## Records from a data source
____________
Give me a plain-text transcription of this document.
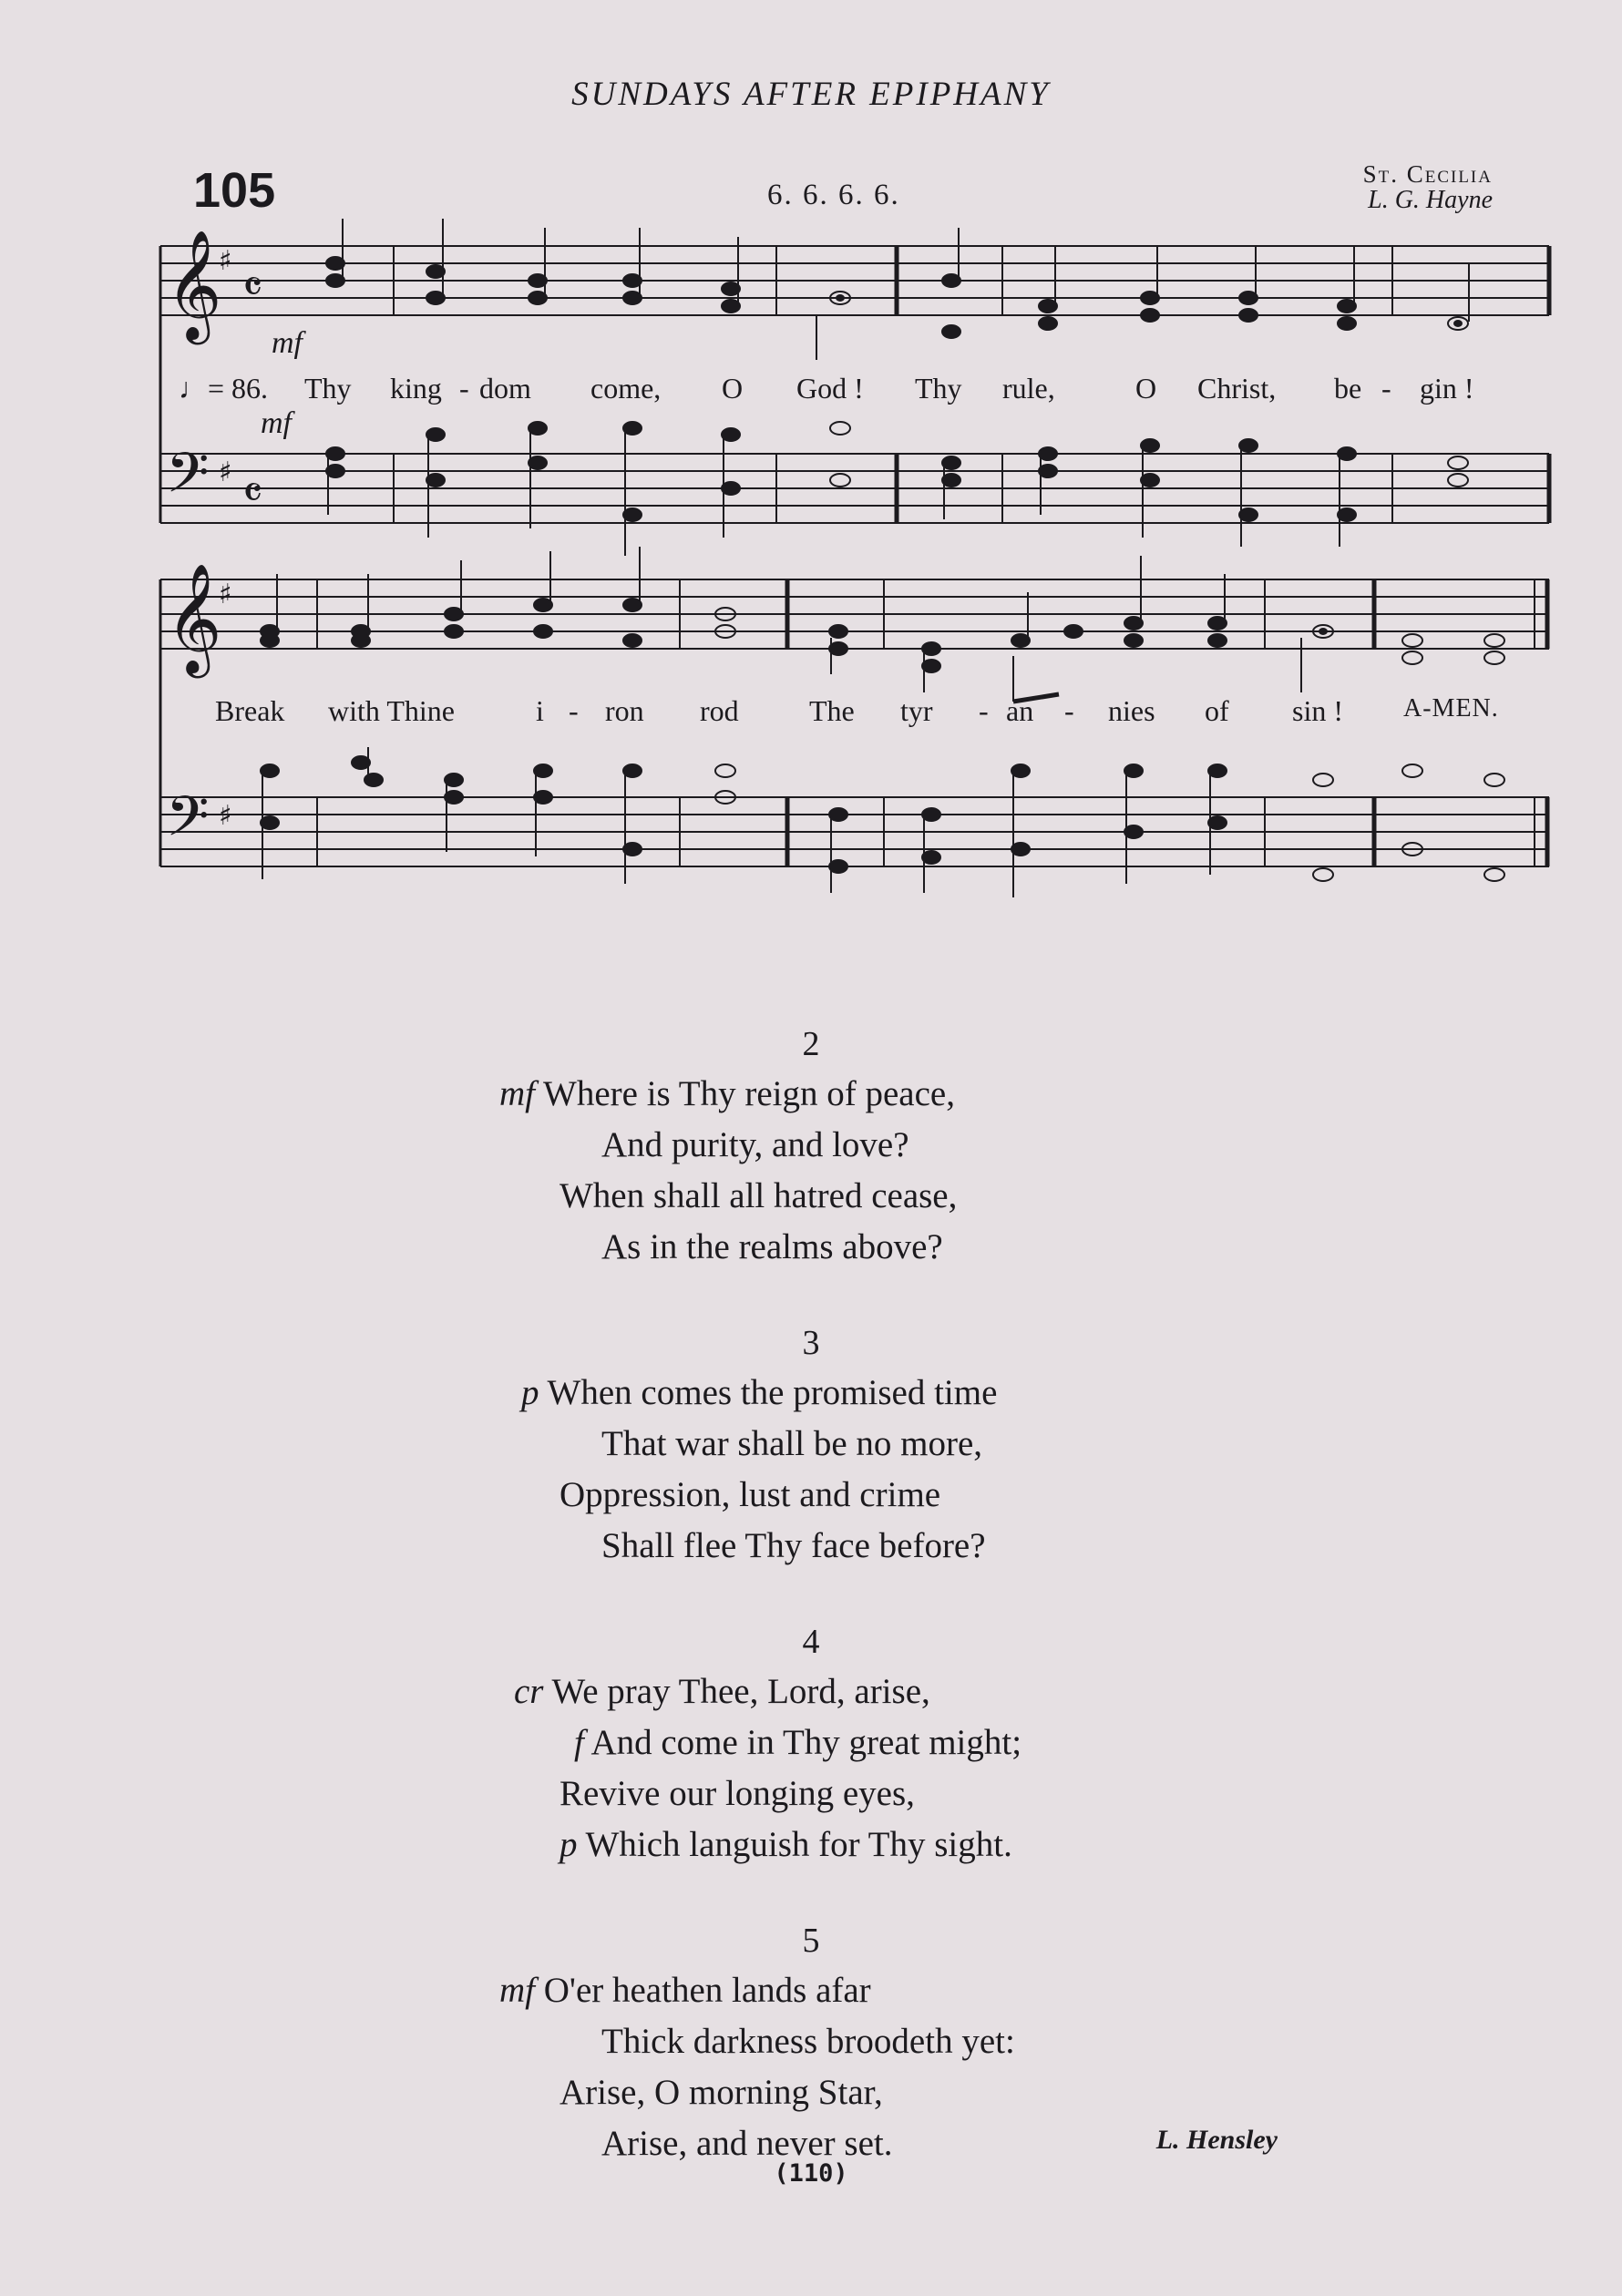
SUNDAYS AFTER EPIPHANY
105	6. 6. 6. 6.
St. Cecilia
L. G. Hayne
𝄞
𝄢
♯
♯
𝄴
𝄴
𝄞
𝄢
♯
♯
mf
mf
♩= 86. Thy king - dom come, O God ! Thy rule,	O Christ, be - gin !
Break with Thine	i - ron rod The tyr - an - nies of sin ! A-MEN.
2
mf Where is Thy reign of peace,
And purity, and love?
When shall all hatred cease,
As in the realms above?
3
p When comes the promised time
That war shall be no more,
Oppression, lust and crime
Shall flee Thy face before?
4
cr We pray Thee, Lord, arise,
f And come in Thy great might;
Revive our longing eyes,
p Which languish for Thy sight.
5
mf O'er heathen lands afar
Thick darkness broodeth yet:
Arise, O morning Star,
Arise, and never set.	L. Hensley
(110)
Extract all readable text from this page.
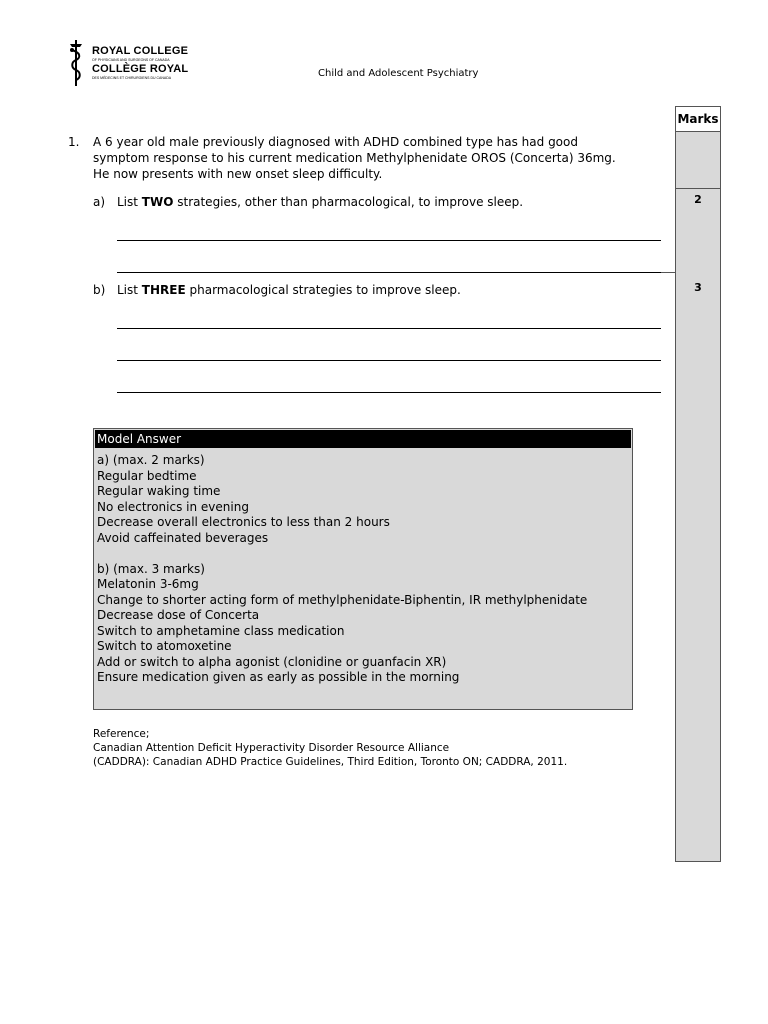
ROYAL COLLEGE
OF PHYSICIANS AND SURGEONS OF CANADA
COLLÈGE ROYAL
DES MÉDECINS ET CHIRURGIENS DU CANADA	Child and Adolescent Psychiatry
Marks
2
3
1. A 6 year old male previously diagnosed with ADHD combined type has had good
symptom response to his current medication Methylphenidate OROS (Concerta) 36mg.
He now presents with new onset sleep difficulty.
a) List TWO strategies, other than pharmacological, to improve sleep.
b) List THREE pharmacological strategies to improve sleep.
Model Answer
a) (max. 2 marks)
Regular bedtime
Regular waking time
No electronics in evening
Decrease overall electronics to less than 2 hours
Avoid caffeinated beverages
b) (max. 3 marks)
Melatonin 3-6mg
Change to shorter acting form of methylphenidate-Biphentin, IR methylphenidate
Decrease dose of Concerta
Switch to amphetamine class medication
Switch to atomoxetine
Add or switch to alpha agonist (clonidine or guanfacin XR)
Ensure medication given as early as possible in the morning
Reference;
Canadian Attention Deficit Hyperactivity Disorder Resource Alliance
(CADDRA): Canadian ADHD Practice Guidelines, Third Edition, Toronto ON; CADDRA, 2011.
____________
## THE TASK
Repeat the preceding records precisely, and leave every picture out of the copy.

## FULL OUTPUT
Give me a plain-text transcription of this document.
SUNDAYS AFTER EPIPHANY
105	6. 6. 6. 6.
St. Cecilia
L. G. Hayne
𝄞
𝄢
♯
♯
𝄴
𝄴
𝄞
𝄢
♯
♯
mf
mf
♩= 86. Thy king - dom come, O God ! Thy rule,	O Christ, be - gin !
Break with Thine	i - ron rod The tyr - an - nies of sin ! A-MEN.
2
mf Where is Thy reign of peace,
And purity, and love?
When shall all hatred cease,
As in the realms above?
3
p When comes the promised time
That war shall be no more,
Oppression, lust and crime
Shall flee Thy face before?
4
cr We pray Thee, Lord, arise,
f And come in Thy great might;
Revive our longing eyes,
p Which languish for Thy sight.
5
mf O'er heathen lands afar
Thick darkness broodeth yet:
Arise, O morning Star,
Arise, and never set.	L. Hensley
(110)
Extract all readable text from this page.
ROYAL COLLEGE
OF PHYSICIANS AND SURGEONS OF CANADA
COLLÈGE ROYAL
DES MÉDECINS ET CHIRURGIENS DU CANADA	Child and Adolescent Psychiatry
Marks
2
3
1. A 6 year old male previously diagnosed with ADHD combined type has had good
symptom response to his current medication Methylphenidate OROS (Concerta) 36mg.
He now presents with new onset sleep difficulty.
a) List TWO strategies, other than pharmacological, to improve sleep.
b) List THREE pharmacological strategies to improve sleep.
Model Answer
a) (max. 2 marks)
Regular bedtime
Regular waking time
No electronics in evening
Decrease overall electronics to less than 2 hours
Avoid caffeinated beverages
b) (max. 3 marks)
Melatonin 3-6mg
Change to shorter acting form of methylphenidate-Biphentin, IR methylphenidate
Decrease dose of Concerta
Switch to amphetamine class medication
Switch to atomoxetine
Add or switch to alpha agonist (clonidine or guanfacin XR)
Ensure medication given as early as possible in the morning
Reference;
Canadian Attention Deficit Hyperactivity Disorder Resource Alliance
(CADDRA): Canadian ADHD Practice Guidelines, Third Edition, Toronto ON; CADDRA, 2011.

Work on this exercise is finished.